··· QUOTED PASSAGE

Thanks for all the advice, folks, it's been a great help. The Tru-Oil is indeed lovely stuff, Jim!

Can anyone advise if the handle is beech or... what? 

By the way, there's another car show at Eglinton Country Park tomorrow, which is where I got this plane from a car-booter (£5, you may remember. :mrgreen: ) I wonder if the same guy's back again, with a rusty number 4 and a block plane? If so, I'll definitely be having a _proper _look through his box. :mrgreen:


----------



## jimi43 (13 Aug 2011)

Forget for a moment that this is your first restoration...you have done a superb job by any standard and for the first attempt...well...outstanding!

The rear handle is stained (was) beech...so it is either a replacement or the front one is. I would just get a new handle from FleaBay...make sure you get the right size to fit this plane though...they are all different.

Yes...Tru-Oil is my first choice by far for almost every finish...particularly anything that his touched.

I am just restoring another No.5 1/2 Record...I got some Hammerite Dark Blue in a spray can and it is far easier that way. Will post some pictures when I finish it.

Bravo mate! You should be really proud! =D> 

Cheers

Jim


----------



## Scouse (13 Aug 2011)

That really is a thing of beauty Alan, well done!


----------



## alan2001 (14 Aug 2011)

Awww, thanks guys. I'm really pleased with it myself; it's been a labour of love and one of the most satisfying things I've ever done (in my shed )

According to http://www.recordhandplanes.com/dating.html, it's almost definitely a 1957 model, so it would have been born with a beech knob and handle:



> Rosewood was used for the handle and knob until WW2. Post-war production used dark stained beech until 1998 when resistant resin (plastic) replaced wood handle and knob afterwards. Prior to the early 1950's all bench, block and side rebate plane and the cutter iron wedge on the 1366 were listed as selected rosewood. Thereafter they were listed as selected hardwood which was beech stained and lacquered dark brown. However, it is likely that beech was used from the beginning of WW2 as rosewood became difficult to obtain due to war-time restrictions.



So it looks like a previous owner has had a problem with his knob and replaced it at some point in time. It's completely impossible to type those words without some of the more immature members of the audience sniggering. Let's have some decorum please, especially you lot at the back. (hammer) :mrgreen: 

I'm just going to keep it as is - this plane has had a life, and the replacement is part of that story. It works well and looks nice, so why fix it if it ain't broke? I can't believe I'm getting soppy about a plane... time for bed soon, haha.  
[By the way, tomorrow's car show has been cancelled. Dammit!]


----------



## rocksteadyeddy (14 Aug 2011)

Good job, very tidy! =D> =D> 

Edd


----------



## bugbear (15 Aug 2011)

alan2001":1tu33lq3 said:


>



Is there no name stamped in to the blade? Normally the proud word "Record" (at least) would be there. :?: 

BugBear


----------



## alan2001 (15 Aug 2011)

Ummm... I was keeping that side of the blade reversed for safekeeping. (hammer) 






Thankfully I hadn't tried to use it since its last reassembly. D'OH!!!

······
··· EXCERPTED RECORDS

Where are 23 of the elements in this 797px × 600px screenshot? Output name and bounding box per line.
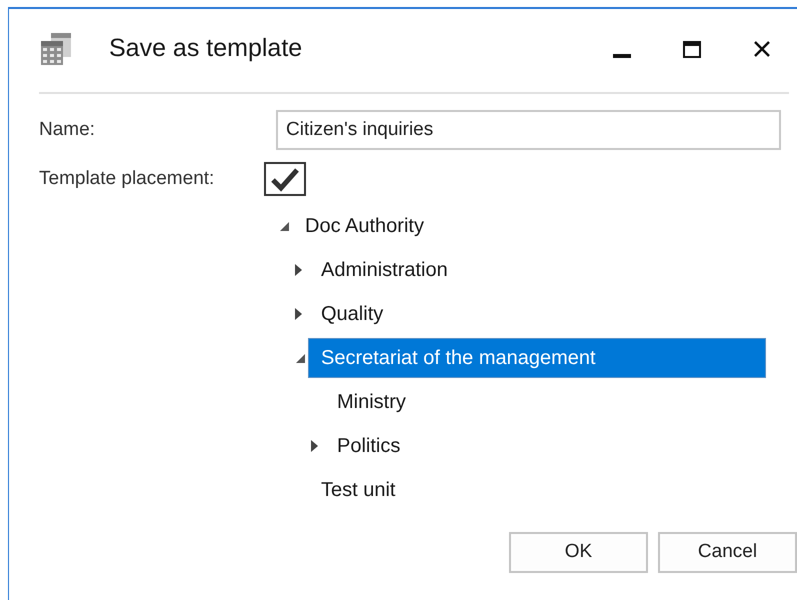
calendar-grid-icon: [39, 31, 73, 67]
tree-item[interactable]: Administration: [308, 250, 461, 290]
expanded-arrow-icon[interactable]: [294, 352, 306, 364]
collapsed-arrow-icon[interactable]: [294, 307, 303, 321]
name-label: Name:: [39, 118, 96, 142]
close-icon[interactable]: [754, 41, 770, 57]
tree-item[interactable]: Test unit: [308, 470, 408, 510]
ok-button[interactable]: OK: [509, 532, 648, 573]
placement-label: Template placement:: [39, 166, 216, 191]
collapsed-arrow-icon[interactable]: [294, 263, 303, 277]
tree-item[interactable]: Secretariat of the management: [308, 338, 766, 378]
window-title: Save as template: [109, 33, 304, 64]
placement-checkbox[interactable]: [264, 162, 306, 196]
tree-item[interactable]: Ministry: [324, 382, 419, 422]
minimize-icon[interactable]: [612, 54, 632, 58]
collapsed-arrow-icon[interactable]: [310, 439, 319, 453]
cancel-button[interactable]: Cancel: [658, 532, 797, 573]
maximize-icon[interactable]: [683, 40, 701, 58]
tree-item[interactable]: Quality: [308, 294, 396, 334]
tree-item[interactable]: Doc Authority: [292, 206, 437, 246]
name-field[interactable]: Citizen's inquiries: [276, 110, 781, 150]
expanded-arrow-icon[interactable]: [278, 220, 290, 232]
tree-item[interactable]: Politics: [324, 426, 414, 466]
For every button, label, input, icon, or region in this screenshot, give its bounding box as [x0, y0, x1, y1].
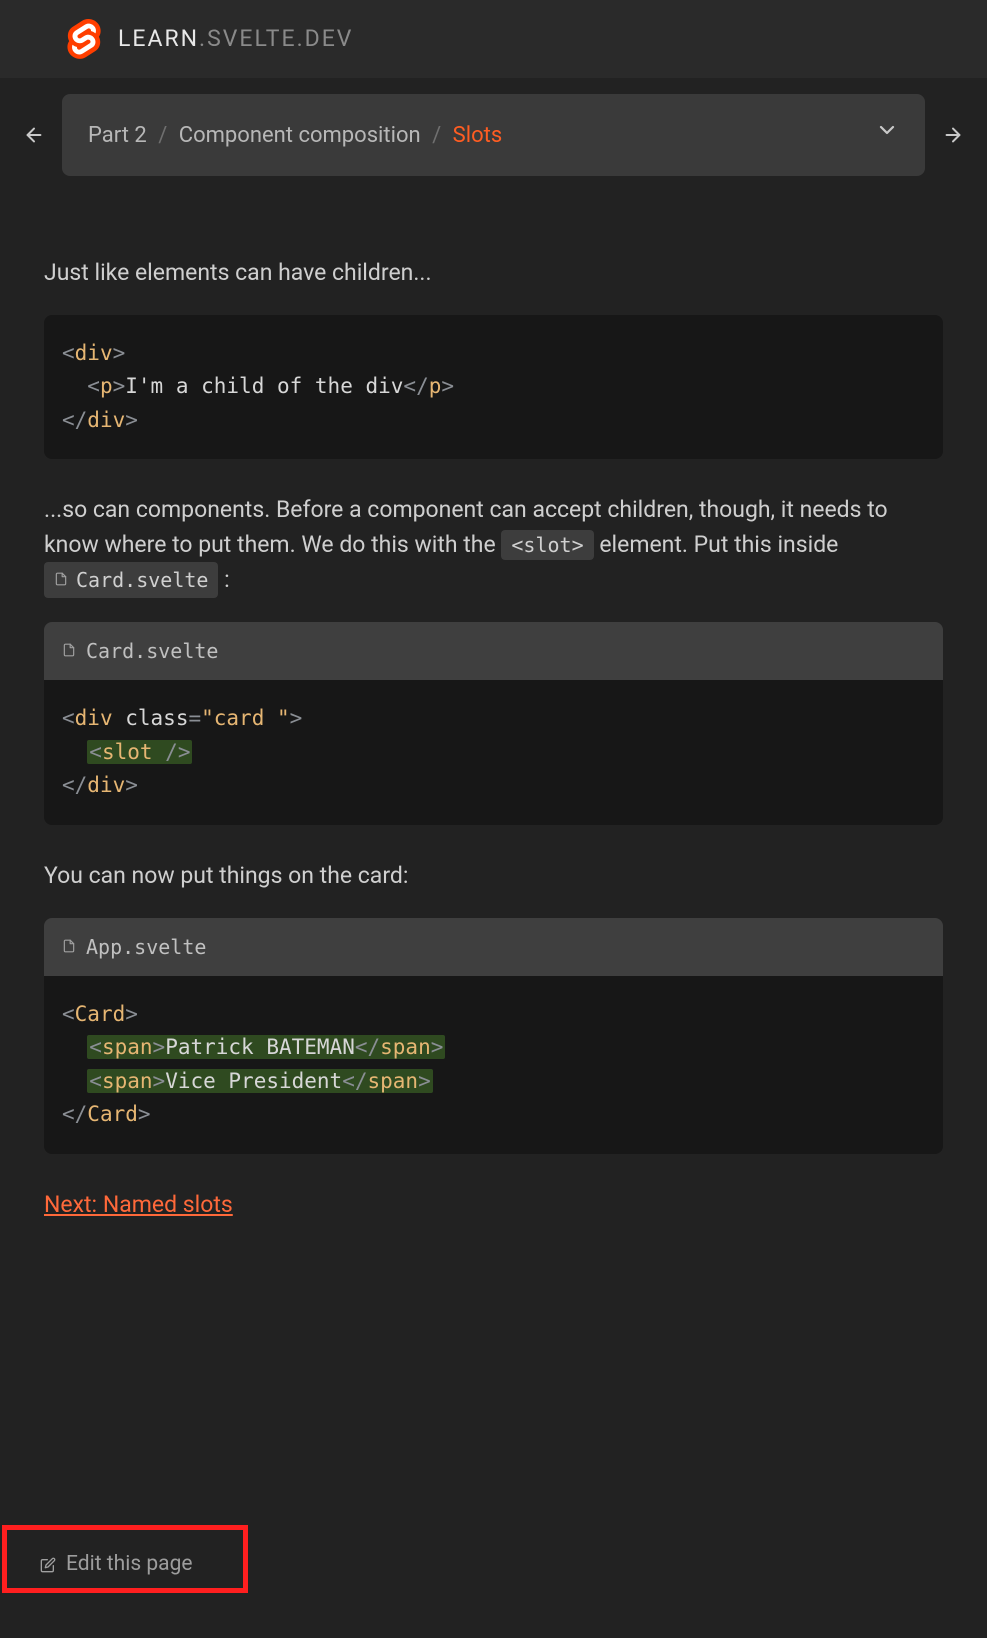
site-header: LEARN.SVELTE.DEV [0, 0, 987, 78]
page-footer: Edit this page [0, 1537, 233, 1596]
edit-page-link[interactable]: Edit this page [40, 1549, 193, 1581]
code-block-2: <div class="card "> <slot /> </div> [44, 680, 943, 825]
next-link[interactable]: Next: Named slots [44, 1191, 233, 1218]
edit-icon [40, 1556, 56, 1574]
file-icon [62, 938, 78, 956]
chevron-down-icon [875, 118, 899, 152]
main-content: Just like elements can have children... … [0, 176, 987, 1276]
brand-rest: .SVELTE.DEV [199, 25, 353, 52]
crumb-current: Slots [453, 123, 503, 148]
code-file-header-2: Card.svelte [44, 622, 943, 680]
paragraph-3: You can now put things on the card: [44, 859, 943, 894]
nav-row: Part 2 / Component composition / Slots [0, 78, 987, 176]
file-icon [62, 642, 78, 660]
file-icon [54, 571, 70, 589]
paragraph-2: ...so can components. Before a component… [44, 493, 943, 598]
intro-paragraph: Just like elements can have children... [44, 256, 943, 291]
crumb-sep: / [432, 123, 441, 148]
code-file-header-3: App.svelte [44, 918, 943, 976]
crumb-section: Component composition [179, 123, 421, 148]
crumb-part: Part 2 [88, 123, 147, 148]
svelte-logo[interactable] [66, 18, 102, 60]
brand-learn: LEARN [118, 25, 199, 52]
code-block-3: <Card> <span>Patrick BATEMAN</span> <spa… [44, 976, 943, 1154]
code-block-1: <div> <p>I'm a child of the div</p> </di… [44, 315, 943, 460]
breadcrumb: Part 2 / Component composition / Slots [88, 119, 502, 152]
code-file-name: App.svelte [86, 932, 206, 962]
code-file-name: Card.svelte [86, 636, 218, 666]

······

WORK INSTRUCTIONS
• a. From the forum thread on restoring the hand plane, reproduce the part that opens with the words containing "## Scouse (13" and closes with "(in my shed )".
• b. Write what follows the last post shown in the forum thread on restoring the hand plane.

ANSWER LIST
• a.
## Scouse (13 Aug 2011)

That really is a thing of beauty Alan, well done!


----------



## alan2001 (14 Aug 2011)

Awww, thanks guys. I'm really pleased with it myself; it's been a labour of love and one of the most satisfying things I've ever done (in my shed )

• b.
Thanks for pointing that out...


----------



## alan2001 (15 Aug 2011)

evening folks. 

words cannot express just how much I am face-palming right now. :roll: 

as it turns out, i've had the blade in this plane as well as my Stanley No.3 smoother in *upside down* all this time. i can't believe it! (hammer) 

not that I have much of a defence, but the Record was like that when I bought it, honestly guvnors! :mrgreen:

for what it's worth, both planes are now working brilliantly, better than I ever thought possible. lots of pennies are now dropping slowly into place, haha.


----------



## jimi43 (16 Aug 2011)

Alan my friend.....

-10 points for the iron fitting incidents....

+1000 points for the honesty and owning up in public...it takes a true man to do that! =D> 

I think you will find there are a few here  :? who *may* have done that too...in the distant past!

Jim


----------



## Racers (16 Aug 2011)

Hi,

I have a Record No5 of the same era that has a Rosewood knob, it looked orignal and undisturbed, the whole plane was very rusty all the chrome on the leaver cap was very badly pitted and had to be sanded off, the adjuster was rusted solid.
May be they where using up their stock of knobs.

Pete


----------



## alan2001 (16 Aug 2011)

jimi43":2fbxr5tw said:


> Alan my friend.....
> 
> -10 points for the iron fitting incidents....
> 
> ...


Haha, I'd much rather give you guys a snigger at my expense than attempt to make flimsy excuses to try and cover my mistakes.  

I'm just over the moon at how easy planing is now - I'm making full length shavings for the first time in my life, which is a wonderful feeling.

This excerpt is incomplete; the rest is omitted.